## Stated task
In the records below, find the line that contains "What's the underlying". Retype that line and all the lines after it through the end, leaving out the pictures.

## Exercise data
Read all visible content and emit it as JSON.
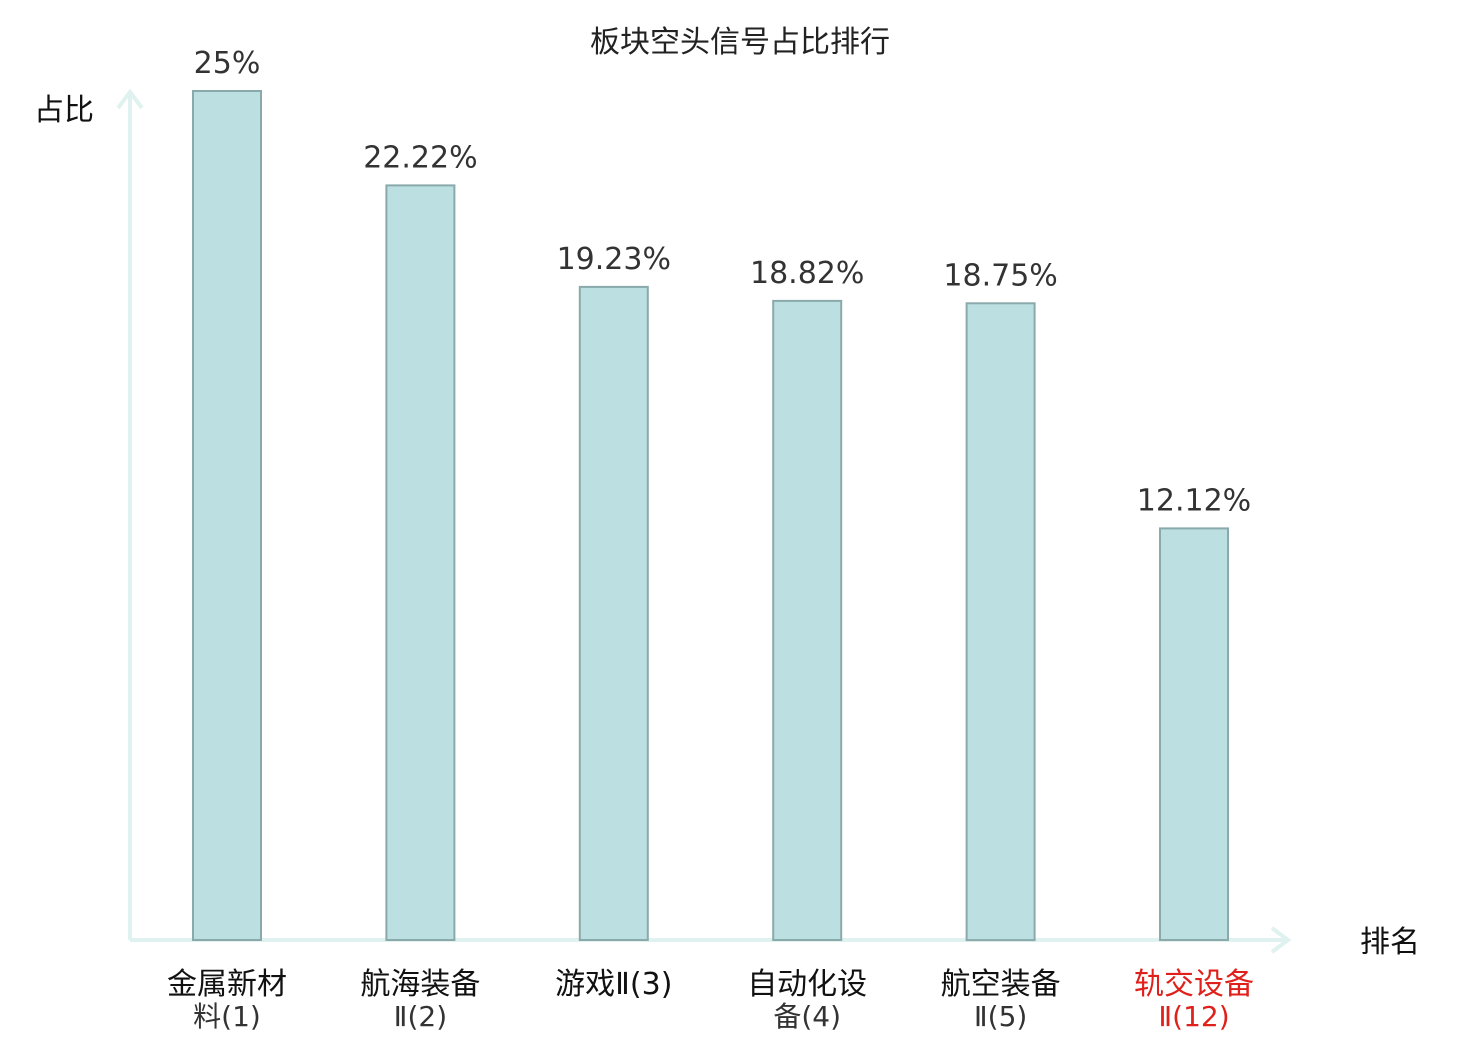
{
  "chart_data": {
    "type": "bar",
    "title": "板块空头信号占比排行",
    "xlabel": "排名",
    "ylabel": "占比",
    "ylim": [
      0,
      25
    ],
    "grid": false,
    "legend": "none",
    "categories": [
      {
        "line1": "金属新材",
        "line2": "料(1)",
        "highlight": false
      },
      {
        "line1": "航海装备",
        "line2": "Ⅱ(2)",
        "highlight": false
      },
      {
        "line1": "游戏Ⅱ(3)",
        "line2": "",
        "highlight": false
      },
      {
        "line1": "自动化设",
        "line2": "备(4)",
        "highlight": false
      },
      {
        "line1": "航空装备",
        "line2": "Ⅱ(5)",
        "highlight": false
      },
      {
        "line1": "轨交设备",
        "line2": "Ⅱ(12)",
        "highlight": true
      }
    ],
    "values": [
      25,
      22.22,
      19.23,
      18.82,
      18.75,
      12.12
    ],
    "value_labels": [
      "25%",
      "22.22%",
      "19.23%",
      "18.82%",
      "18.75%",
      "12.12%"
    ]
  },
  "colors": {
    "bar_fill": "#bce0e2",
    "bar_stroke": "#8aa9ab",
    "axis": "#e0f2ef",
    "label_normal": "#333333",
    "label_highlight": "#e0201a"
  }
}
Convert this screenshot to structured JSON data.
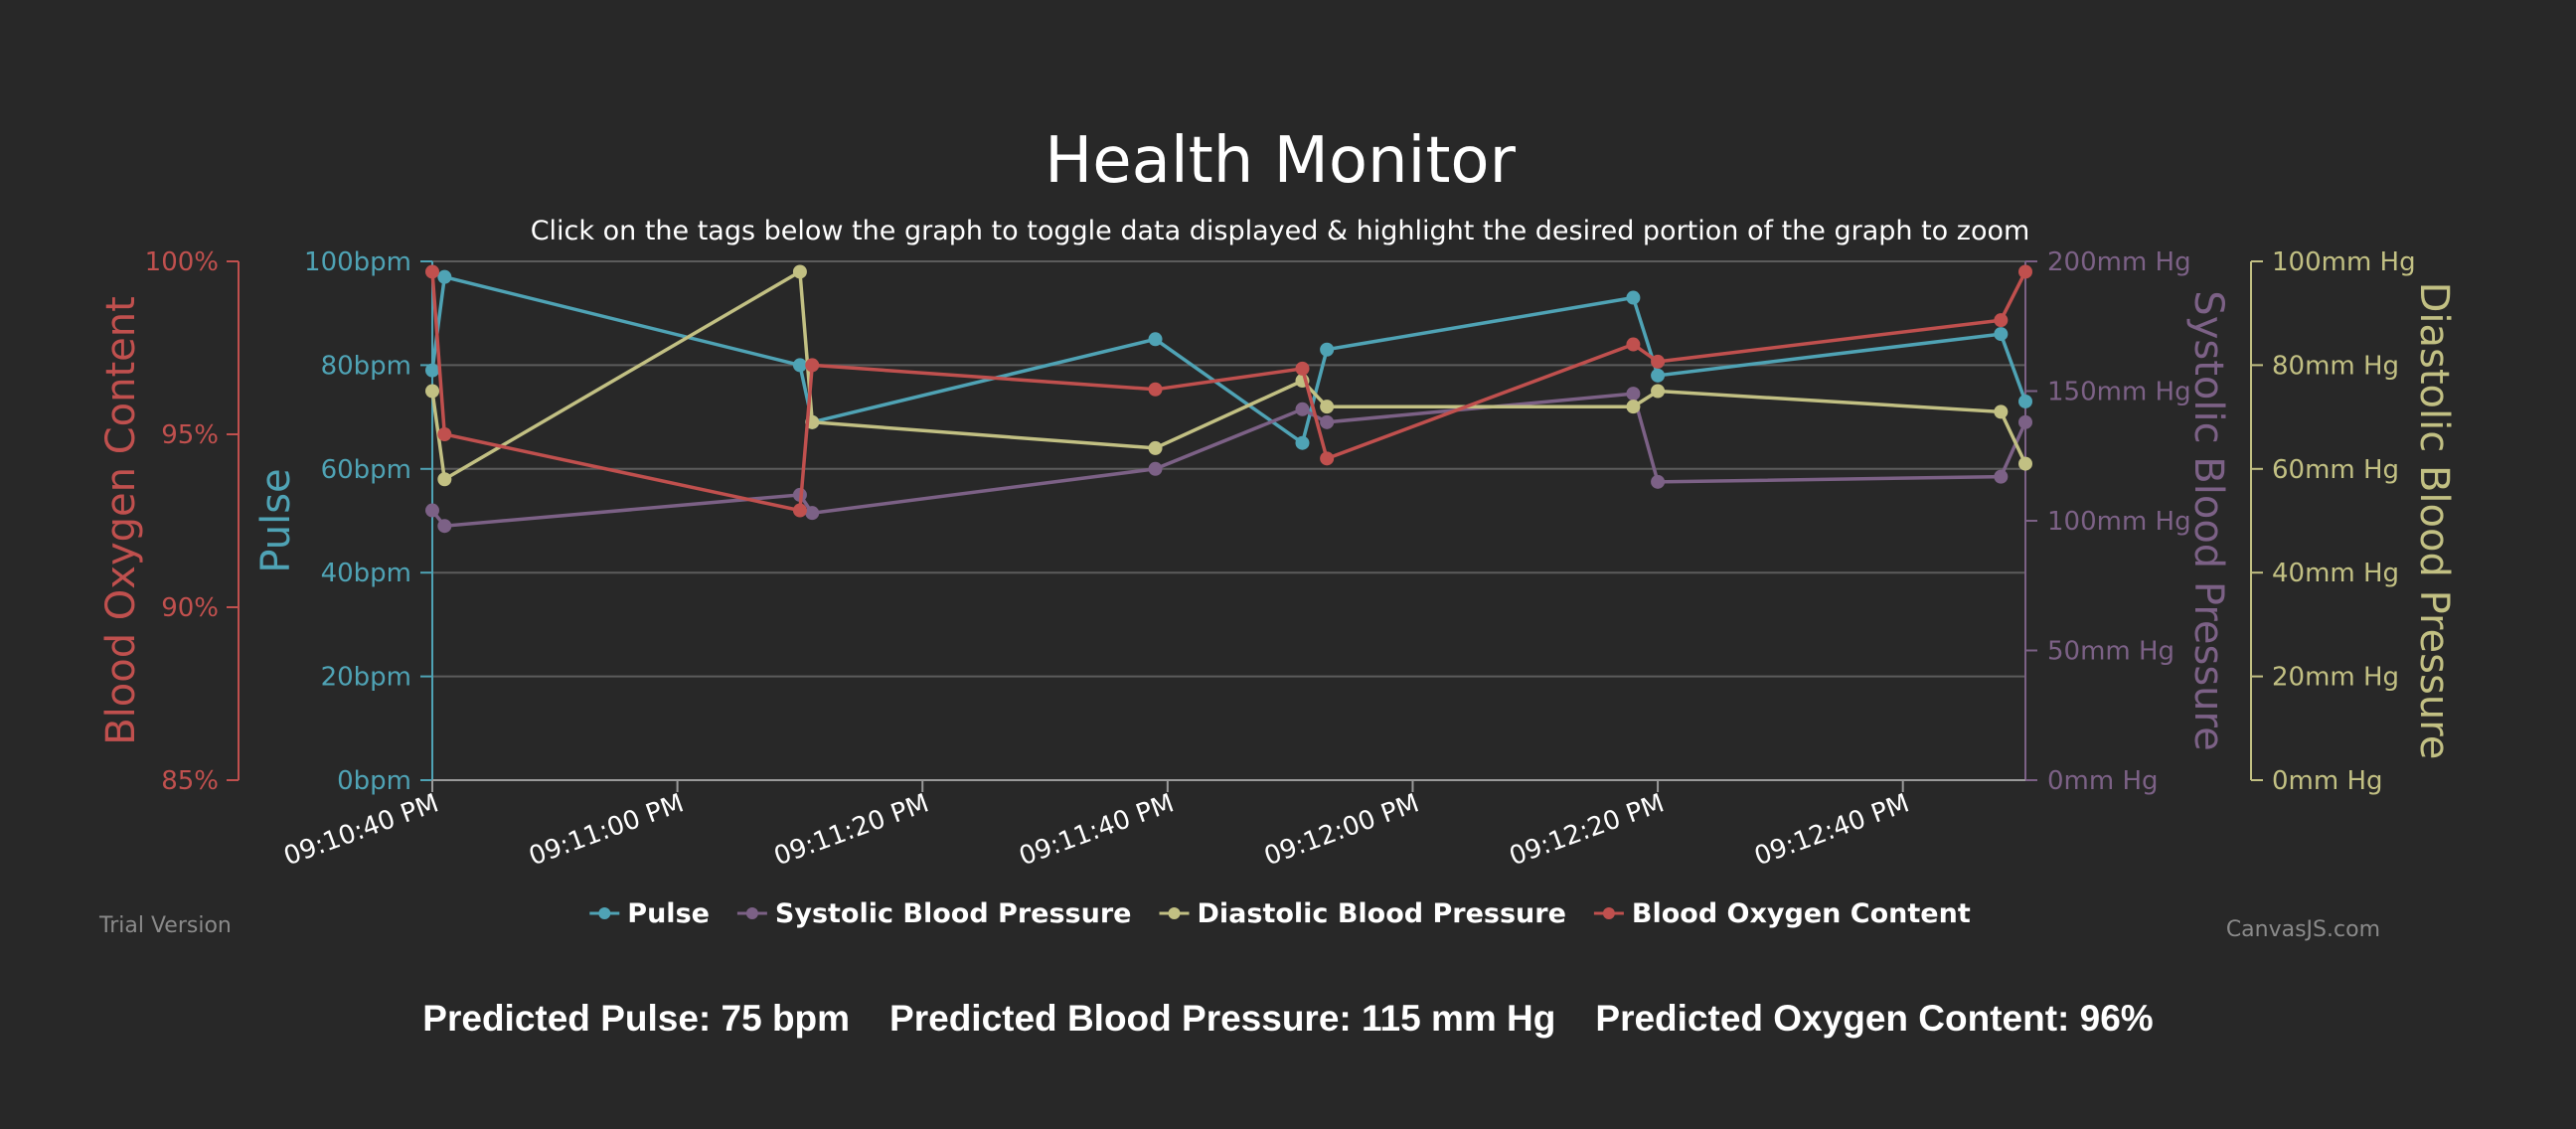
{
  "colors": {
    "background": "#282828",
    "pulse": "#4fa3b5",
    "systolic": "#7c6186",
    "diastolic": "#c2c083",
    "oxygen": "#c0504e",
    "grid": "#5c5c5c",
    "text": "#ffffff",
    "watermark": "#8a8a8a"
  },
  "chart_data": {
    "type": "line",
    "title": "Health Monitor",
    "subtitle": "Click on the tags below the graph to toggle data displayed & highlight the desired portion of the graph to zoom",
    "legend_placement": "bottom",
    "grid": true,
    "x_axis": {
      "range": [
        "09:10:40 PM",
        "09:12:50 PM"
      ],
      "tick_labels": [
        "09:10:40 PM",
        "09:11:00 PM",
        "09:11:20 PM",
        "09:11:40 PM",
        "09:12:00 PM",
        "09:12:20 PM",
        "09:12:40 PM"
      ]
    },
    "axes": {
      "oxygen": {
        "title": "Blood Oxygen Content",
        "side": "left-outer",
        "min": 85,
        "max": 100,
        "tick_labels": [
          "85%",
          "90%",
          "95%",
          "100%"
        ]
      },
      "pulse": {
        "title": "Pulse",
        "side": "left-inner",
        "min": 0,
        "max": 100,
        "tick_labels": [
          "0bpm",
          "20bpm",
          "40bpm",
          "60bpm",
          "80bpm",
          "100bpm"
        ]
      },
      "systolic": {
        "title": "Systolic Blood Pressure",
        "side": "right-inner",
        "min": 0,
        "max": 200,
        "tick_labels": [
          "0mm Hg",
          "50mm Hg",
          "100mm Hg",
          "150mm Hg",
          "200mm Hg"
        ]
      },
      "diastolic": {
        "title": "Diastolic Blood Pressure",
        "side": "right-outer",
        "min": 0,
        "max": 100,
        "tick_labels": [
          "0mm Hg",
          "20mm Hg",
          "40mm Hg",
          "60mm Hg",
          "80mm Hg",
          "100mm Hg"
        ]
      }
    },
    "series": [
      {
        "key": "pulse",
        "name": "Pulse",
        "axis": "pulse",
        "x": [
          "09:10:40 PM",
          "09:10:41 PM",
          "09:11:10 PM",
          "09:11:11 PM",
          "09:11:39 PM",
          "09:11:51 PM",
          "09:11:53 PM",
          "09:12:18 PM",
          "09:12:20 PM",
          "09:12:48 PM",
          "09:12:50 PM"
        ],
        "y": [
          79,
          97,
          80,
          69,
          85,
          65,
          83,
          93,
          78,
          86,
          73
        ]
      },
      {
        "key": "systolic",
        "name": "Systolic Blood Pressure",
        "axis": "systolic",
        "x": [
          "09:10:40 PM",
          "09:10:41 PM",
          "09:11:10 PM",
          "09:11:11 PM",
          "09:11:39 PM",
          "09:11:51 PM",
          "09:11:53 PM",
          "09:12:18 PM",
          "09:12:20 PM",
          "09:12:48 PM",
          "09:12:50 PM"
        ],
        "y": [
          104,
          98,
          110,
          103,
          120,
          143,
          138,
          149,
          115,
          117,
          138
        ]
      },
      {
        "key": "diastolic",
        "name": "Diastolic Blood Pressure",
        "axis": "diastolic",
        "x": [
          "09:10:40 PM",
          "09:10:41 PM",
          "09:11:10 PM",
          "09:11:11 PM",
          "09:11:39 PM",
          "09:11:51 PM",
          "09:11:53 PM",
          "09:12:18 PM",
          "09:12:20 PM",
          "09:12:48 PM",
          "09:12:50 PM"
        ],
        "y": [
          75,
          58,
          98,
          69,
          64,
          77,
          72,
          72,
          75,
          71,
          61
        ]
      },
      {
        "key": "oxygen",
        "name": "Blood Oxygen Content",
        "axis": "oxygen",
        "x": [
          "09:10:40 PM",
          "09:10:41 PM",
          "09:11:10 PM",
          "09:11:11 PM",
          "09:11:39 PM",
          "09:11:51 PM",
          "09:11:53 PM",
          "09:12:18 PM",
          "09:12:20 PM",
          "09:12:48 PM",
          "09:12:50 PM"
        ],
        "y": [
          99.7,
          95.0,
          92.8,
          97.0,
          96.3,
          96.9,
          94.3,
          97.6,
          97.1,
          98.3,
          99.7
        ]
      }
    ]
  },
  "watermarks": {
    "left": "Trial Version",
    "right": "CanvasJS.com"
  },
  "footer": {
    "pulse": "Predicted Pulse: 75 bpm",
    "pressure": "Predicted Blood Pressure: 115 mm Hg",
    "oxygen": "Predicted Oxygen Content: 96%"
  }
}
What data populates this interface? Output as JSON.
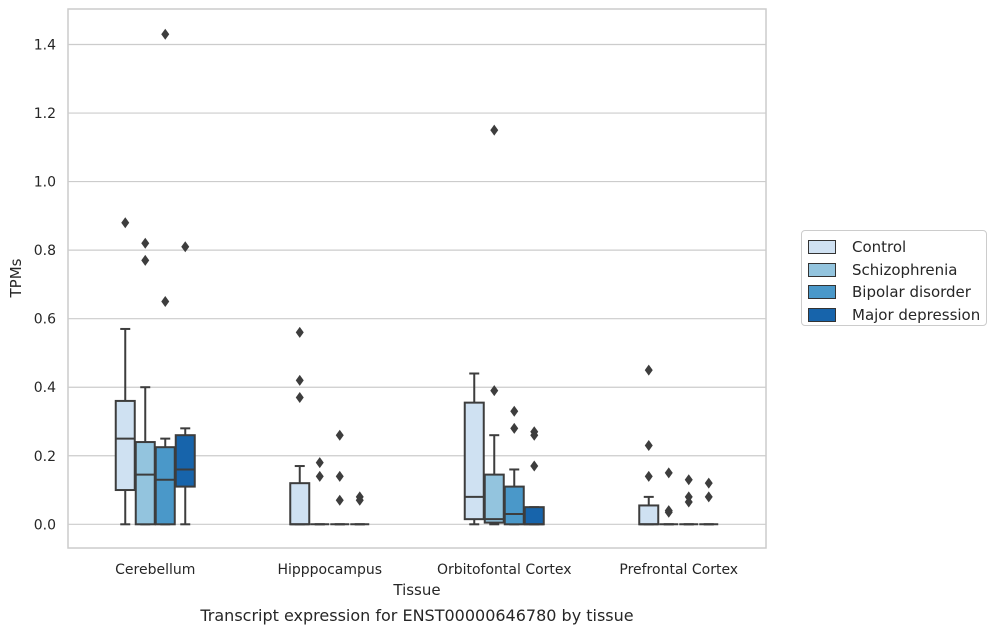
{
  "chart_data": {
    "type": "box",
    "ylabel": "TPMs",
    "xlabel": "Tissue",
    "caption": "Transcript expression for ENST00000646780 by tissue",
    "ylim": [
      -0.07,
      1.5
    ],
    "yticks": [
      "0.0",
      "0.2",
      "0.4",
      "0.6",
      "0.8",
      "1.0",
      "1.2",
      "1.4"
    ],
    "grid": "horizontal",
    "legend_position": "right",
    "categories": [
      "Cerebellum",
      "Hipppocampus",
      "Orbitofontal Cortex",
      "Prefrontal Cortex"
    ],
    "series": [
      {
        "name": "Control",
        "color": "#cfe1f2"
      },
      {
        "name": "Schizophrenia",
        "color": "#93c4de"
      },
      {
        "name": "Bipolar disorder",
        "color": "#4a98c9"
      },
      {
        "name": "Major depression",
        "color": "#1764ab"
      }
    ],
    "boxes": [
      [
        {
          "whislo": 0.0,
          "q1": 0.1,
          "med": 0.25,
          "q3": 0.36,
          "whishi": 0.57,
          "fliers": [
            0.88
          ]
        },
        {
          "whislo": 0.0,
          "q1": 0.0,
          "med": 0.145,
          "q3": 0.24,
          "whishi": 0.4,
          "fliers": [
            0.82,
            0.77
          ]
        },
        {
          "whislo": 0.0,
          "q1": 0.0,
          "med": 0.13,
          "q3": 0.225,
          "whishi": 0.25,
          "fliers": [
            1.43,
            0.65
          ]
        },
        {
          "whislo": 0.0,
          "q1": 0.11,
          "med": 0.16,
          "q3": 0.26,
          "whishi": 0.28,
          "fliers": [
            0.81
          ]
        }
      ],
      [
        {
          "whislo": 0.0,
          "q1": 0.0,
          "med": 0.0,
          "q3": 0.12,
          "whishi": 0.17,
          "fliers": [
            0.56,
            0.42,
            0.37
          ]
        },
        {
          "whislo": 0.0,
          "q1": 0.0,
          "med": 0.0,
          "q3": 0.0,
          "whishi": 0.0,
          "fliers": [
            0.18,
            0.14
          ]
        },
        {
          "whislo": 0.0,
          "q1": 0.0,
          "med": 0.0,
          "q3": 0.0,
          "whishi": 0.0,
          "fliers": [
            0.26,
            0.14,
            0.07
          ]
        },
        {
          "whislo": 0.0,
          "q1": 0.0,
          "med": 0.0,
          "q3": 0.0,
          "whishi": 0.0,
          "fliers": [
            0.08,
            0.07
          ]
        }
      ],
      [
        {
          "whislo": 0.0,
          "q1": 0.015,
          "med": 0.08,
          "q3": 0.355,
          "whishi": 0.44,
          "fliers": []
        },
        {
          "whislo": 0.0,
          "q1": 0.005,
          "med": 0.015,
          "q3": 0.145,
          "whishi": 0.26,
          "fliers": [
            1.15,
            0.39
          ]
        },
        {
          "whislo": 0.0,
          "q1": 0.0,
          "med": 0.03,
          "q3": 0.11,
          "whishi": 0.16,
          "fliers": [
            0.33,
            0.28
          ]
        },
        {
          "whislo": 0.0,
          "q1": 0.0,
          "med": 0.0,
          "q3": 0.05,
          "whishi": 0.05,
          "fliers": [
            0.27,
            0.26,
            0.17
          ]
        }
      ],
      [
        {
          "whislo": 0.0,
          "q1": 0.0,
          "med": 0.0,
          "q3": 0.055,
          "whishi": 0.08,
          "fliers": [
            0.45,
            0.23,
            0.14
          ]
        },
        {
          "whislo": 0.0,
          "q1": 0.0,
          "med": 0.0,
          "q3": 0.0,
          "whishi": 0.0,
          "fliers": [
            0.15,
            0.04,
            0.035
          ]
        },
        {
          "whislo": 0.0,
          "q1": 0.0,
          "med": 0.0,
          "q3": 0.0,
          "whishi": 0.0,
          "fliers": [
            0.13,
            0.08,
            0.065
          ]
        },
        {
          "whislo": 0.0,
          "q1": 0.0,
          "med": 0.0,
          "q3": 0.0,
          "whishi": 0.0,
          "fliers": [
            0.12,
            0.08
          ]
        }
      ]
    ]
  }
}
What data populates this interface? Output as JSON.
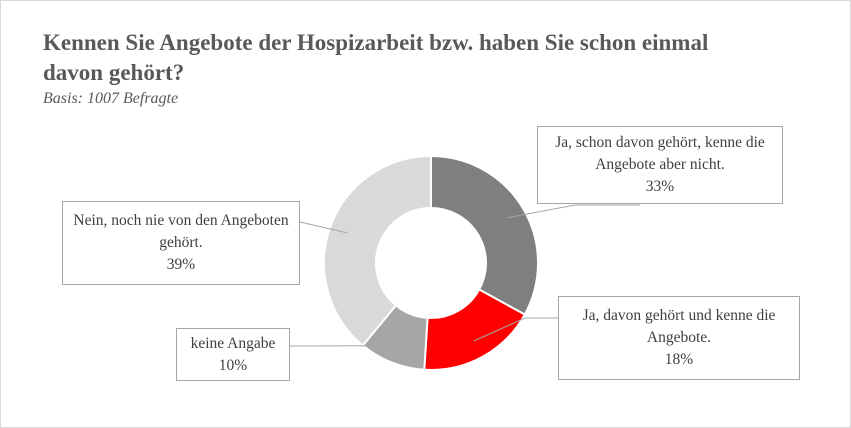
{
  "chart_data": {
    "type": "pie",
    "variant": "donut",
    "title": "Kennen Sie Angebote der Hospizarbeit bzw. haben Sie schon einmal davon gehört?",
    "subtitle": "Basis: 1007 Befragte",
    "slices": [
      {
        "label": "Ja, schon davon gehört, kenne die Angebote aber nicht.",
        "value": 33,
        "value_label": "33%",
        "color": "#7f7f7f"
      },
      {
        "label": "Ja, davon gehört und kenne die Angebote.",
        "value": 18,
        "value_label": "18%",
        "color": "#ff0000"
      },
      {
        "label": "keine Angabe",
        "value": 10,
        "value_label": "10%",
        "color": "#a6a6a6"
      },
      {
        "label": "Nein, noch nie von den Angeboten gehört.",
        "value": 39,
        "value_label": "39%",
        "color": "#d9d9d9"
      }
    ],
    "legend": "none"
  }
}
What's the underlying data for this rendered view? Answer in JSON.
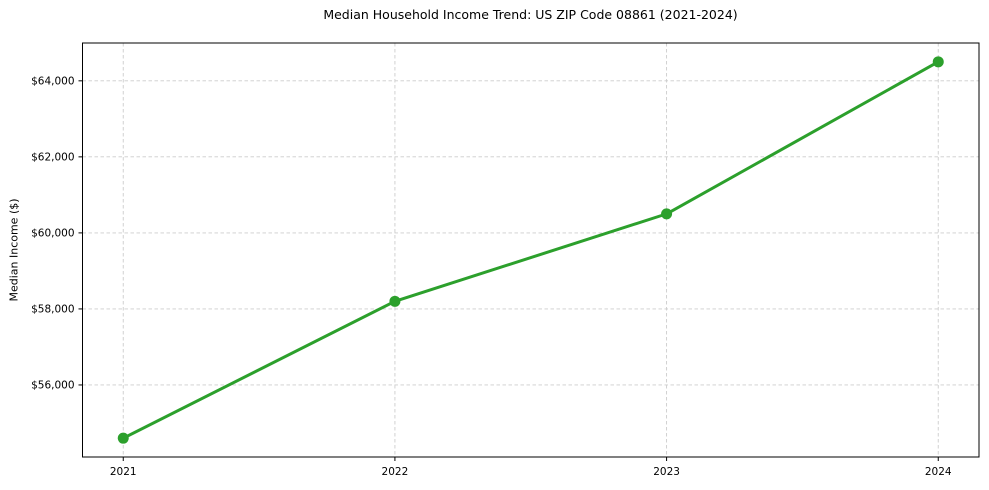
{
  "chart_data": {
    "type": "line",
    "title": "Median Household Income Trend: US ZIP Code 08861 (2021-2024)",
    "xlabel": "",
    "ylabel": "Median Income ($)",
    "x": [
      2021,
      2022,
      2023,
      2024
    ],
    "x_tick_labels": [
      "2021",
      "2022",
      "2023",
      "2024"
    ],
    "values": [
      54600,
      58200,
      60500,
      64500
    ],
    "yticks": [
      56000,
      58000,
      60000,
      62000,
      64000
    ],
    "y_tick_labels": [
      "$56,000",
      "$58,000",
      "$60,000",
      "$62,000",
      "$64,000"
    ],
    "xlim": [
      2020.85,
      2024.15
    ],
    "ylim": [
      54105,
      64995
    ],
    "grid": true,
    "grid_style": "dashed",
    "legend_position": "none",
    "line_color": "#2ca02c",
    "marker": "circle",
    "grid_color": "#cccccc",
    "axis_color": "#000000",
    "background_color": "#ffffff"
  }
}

## Result of this exercise
What's the underlying data for this rendered view? Answer in JSON.
{
  "chart_data": {
    "type": "line",
    "title": "Median Household Income Trend: US ZIP Code 08861 (2021-2024)",
    "xlabel": "",
    "ylabel": "Median Income ($)",
    "x": [
      2021,
      2022,
      2023,
      2024
    ],
    "x_tick_labels": [
      "2021",
      "2022",
      "2023",
      "2024"
    ],
    "values": [
      54600,
      58200,
      60500,
      64500
    ],
    "yticks": [
      56000,
      58000,
      60000,
      62000,
      64000
    ],
    "y_tick_labels": [
      "$56,000",
      "$58,000",
      "$60,000",
      "$62,000",
      "$64,000"
    ],
    "xlim": [
      2020.85,
      2024.15
    ],
    "ylim": [
      54105,
      64995
    ],
    "grid": true,
    "grid_style": "dashed",
    "legend_position": "none",
    "line_color": "#2ca02c",
    "marker": "circle",
    "grid_color": "#cccccc",
    "axis_color": "#000000",
    "background_color": "#ffffff"
  }
}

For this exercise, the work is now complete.